Repeat all the records exactly, omitting pictures.

Items from a figure collection:

__________________________________________________

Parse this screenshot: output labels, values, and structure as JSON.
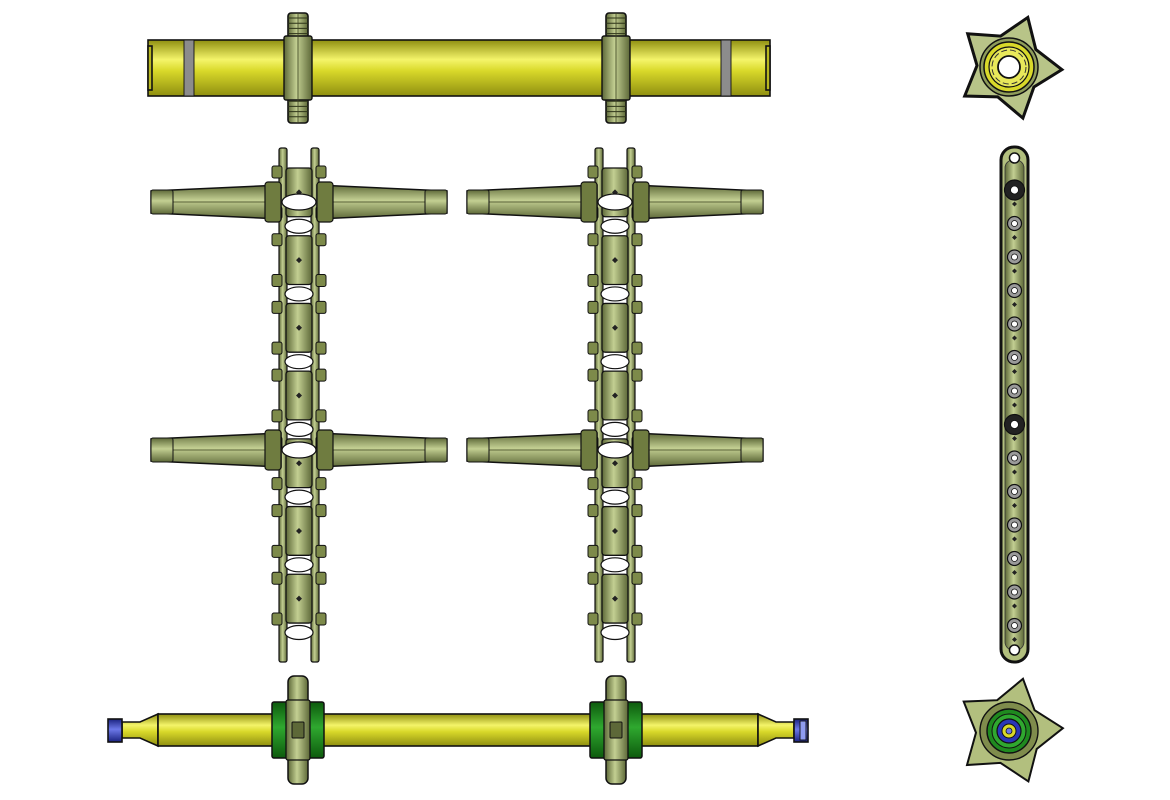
{
  "sheet": {
    "background": "#ffffff",
    "views": [
      {
        "name": "top-shaft-front-view"
      },
      {
        "name": "top-shaft-end-view"
      },
      {
        "name": "chain-assembly-front-view"
      },
      {
        "name": "chain-assembly-side-view"
      },
      {
        "name": "bottom-shaft-front-view"
      },
      {
        "name": "bottom-shaft-end-view"
      }
    ]
  },
  "colors": {
    "shaft_yellow": "#d9d92a",
    "shaft_highlight": "#f4f46a",
    "shaft_shadow": "#8f8f10",
    "olive": "#9aa869",
    "olive_light": "#c3cf92",
    "olive_dark": "#5d6838",
    "band_gray": "#8c8c8c",
    "hub_green": "#1f8a1f",
    "cap_blue": "#2a36b8",
    "outline": "#111111"
  },
  "chain_links_per_strand": 7,
  "flight_rows": 2
}
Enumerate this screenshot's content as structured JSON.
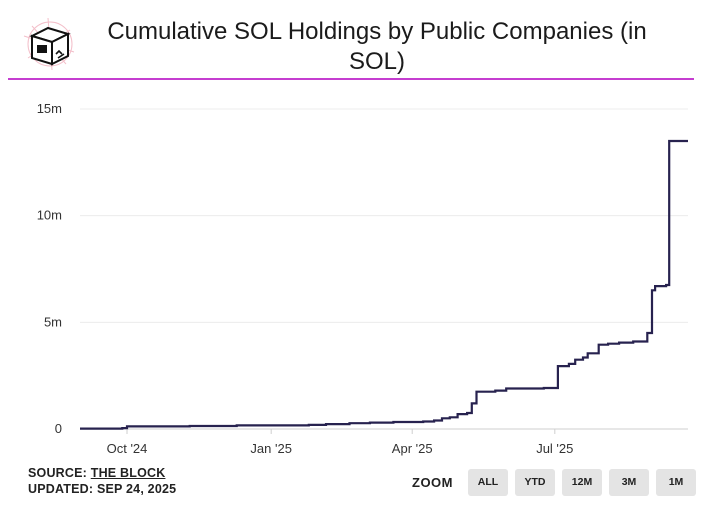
{
  "title": "Cumulative SOL Holdings by Public Companies (in SOL)",
  "footer": {
    "source_label": "SOURCE:",
    "source_name": "THE BLOCK",
    "updated_label": "UPDATED:",
    "updated_date": "SEP 24, 2025"
  },
  "zoom": {
    "label": "ZOOM",
    "buttons": [
      "ALL",
      "YTD",
      "12M",
      "3M",
      "1M"
    ]
  },
  "colors": {
    "line": "#27224f",
    "title_rule": "#c53dd0",
    "grid": "#ececec"
  },
  "chart_data": {
    "type": "line",
    "title": "Cumulative SOL Holdings by Public Companies (in SOL)",
    "xlabel": "",
    "ylabel": "",
    "grid": true,
    "legend": "none",
    "y_ticks": [
      {
        "value": 0,
        "label": "0"
      },
      {
        "value": 5000000,
        "label": "5m"
      },
      {
        "value": 10000000,
        "label": "10m"
      },
      {
        "value": 15000000,
        "label": "15m"
      }
    ],
    "x_ticks": [
      {
        "value": "2024-10-01",
        "label": "Oct '24"
      },
      {
        "value": "2025-01-01",
        "label": "Jan '25"
      },
      {
        "value": "2025-04-01",
        "label": "Apr '25"
      },
      {
        "value": "2025-07-01",
        "label": "Jul '25"
      }
    ],
    "xlim": [
      "2024-09-01",
      "2025-09-24"
    ],
    "ylim": [
      0,
      15000000
    ],
    "series": [
      {
        "step": true,
        "points": [
          [
            "2024-09-01",
            20000
          ],
          [
            "2024-09-28",
            40000
          ],
          [
            "2024-10-01",
            120000
          ],
          [
            "2024-11-10",
            140000
          ],
          [
            "2024-12-10",
            170000
          ],
          [
            "2025-01-25",
            190000
          ],
          [
            "2025-02-05",
            230000
          ],
          [
            "2025-02-20",
            270000
          ],
          [
            "2025-03-05",
            300000
          ],
          [
            "2025-03-20",
            330000
          ],
          [
            "2025-04-08",
            350000
          ],
          [
            "2025-04-15",
            400000
          ],
          [
            "2025-04-20",
            500000
          ],
          [
            "2025-04-25",
            550000
          ],
          [
            "2025-04-30",
            700000
          ],
          [
            "2025-05-06",
            750000
          ],
          [
            "2025-05-09",
            1200000
          ],
          [
            "2025-05-12",
            1750000
          ],
          [
            "2025-05-24",
            1800000
          ],
          [
            "2025-05-31",
            1900000
          ],
          [
            "2025-06-24",
            1920000
          ],
          [
            "2025-07-03",
            2950000
          ],
          [
            "2025-07-10",
            3050000
          ],
          [
            "2025-07-14",
            3250000
          ],
          [
            "2025-07-19",
            3350000
          ],
          [
            "2025-07-22",
            3550000
          ],
          [
            "2025-07-29",
            3950000
          ],
          [
            "2025-08-04",
            4000000
          ],
          [
            "2025-08-11",
            4050000
          ],
          [
            "2025-08-20",
            4100000
          ],
          [
            "2025-08-29",
            4500000
          ],
          [
            "2025-09-01",
            6500000
          ],
          [
            "2025-09-03",
            6700000
          ],
          [
            "2025-09-10",
            6750000
          ],
          [
            "2025-09-12",
            13500000
          ],
          [
            "2025-09-24",
            13500000
          ]
        ]
      }
    ]
  }
}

__________________________________________________

## [Solution to this task]
Parse this screenshot: output labels, values, and structure as JSON.
{
  "sheet": {
    "background": "#ffffff",
    "views": [
      {
        "name": "top-shaft-front-view"
      },
      {
        "name": "top-shaft-end-view"
      },
      {
        "name": "chain-assembly-front-view"
      },
      {
        "name": "chain-assembly-side-view"
      },
      {
        "name": "bottom-shaft-front-view"
      },
      {
        "name": "bottom-shaft-end-view"
      }
    ]
  },
  "colors": {
    "shaft_yellow": "#d9d92a",
    "shaft_highlight": "#f4f46a",
    "shaft_shadow": "#8f8f10",
    "olive": "#9aa869",
    "olive_light": "#c3cf92",
    "olive_dark": "#5d6838",
    "band_gray": "#8c8c8c",
    "hub_green": "#1f8a1f",
    "cap_blue": "#2a36b8",
    "outline": "#111111"
  },
  "chain_links_per_strand": 7,
  "flight_rows": 2
}
Enumerate this screenshot's content as structured JSON.
{
  "title": "Cumulative SOL Holdings by Public Companies (in SOL)",
  "footer": {
    "source_label": "SOURCE:",
    "source_name": "THE BLOCK",
    "updated_label": "UPDATED:",
    "updated_date": "SEP 24, 2025"
  },
  "zoom": {
    "label": "ZOOM",
    "buttons": [
      "ALL",
      "YTD",
      "12M",
      "3M",
      "1M"
    ]
  },
  "colors": {
    "line": "#27224f",
    "title_rule": "#c53dd0",
    "grid": "#ececec"
  },
  "chart_data": {
    "type": "line",
    "title": "Cumulative SOL Holdings by Public Companies (in SOL)",
    "xlabel": "",
    "ylabel": "",
    "grid": true,
    "legend": "none",
    "y_ticks": [
      {
        "value": 0,
        "label": "0"
      },
      {
        "value": 5000000,
        "label": "5m"
      },
      {
        "value": 10000000,
        "label": "10m"
      },
      {
        "value": 15000000,
        "label": "15m"
      }
    ],
    "x_ticks": [
      {
        "value": "2024-10-01",
        "label": "Oct '24"
      },
      {
        "value": "2025-01-01",
        "label": "Jan '25"
      },
      {
        "value": "2025-04-01",
        "label": "Apr '25"
      },
      {
        "value": "2025-07-01",
        "label": "Jul '25"
      }
    ],
    "xlim": [
      "2024-09-01",
      "2025-09-24"
    ],
    "ylim": [
      0,
      15000000
    ],
    "series": [
      {
        "step": true,
        "points": [
          [
            "2024-09-01",
            20000
          ],
          [
            "2024-09-28",
            40000
          ],
          [
            "2024-10-01",
            120000
          ],
          [
            "2024-11-10",
            140000
          ],
          [
            "2024-12-10",
            170000
          ],
          [
            "2025-01-25",
            190000
          ],
          [
            "2025-02-05",
            230000
          ],
          [
            "2025-02-20",
            270000
          ],
          [
            "2025-03-05",
            300000
          ],
          [
            "2025-03-20",
            330000
          ],
          [
            "2025-04-08",
            350000
          ],
          [
            "2025-04-15",
            400000
          ],
          [
            "2025-04-20",
            500000
          ],
          [
            "2025-04-25",
            550000
          ],
          [
            "2025-04-30",
            700000
          ],
          [
            "2025-05-06",
            750000
          ],
          [
            "2025-05-09",
            1200000
          ],
          [
            "2025-05-12",
            1750000
          ],
          [
            "2025-05-24",
            1800000
          ],
          [
            "2025-05-31",
            1900000
          ],
          [
            "2025-06-24",
            1920000
          ],
          [
            "2025-07-03",
            2950000
          ],
          [
            "2025-07-10",
            3050000
          ],
          [
            "2025-07-14",
            3250000
          ],
          [
            "2025-07-19",
            3350000
          ],
          [
            "2025-07-22",
            3550000
          ],
          [
            "2025-07-29",
            3950000
          ],
          [
            "2025-08-04",
            4000000
          ],
          [
            "2025-08-11",
            4050000
          ],
          [
            "2025-08-20",
            4100000
          ],
          [
            "2025-08-29",
            4500000
          ],
          [
            "2025-09-01",
            6500000
          ],
          [
            "2025-09-03",
            6700000
          ],
          [
            "2025-09-10",
            6750000
          ],
          [
            "2025-09-12",
            13500000
          ],
          [
            "2025-09-24",
            13500000
          ]
        ]
      }
    ]
  }
}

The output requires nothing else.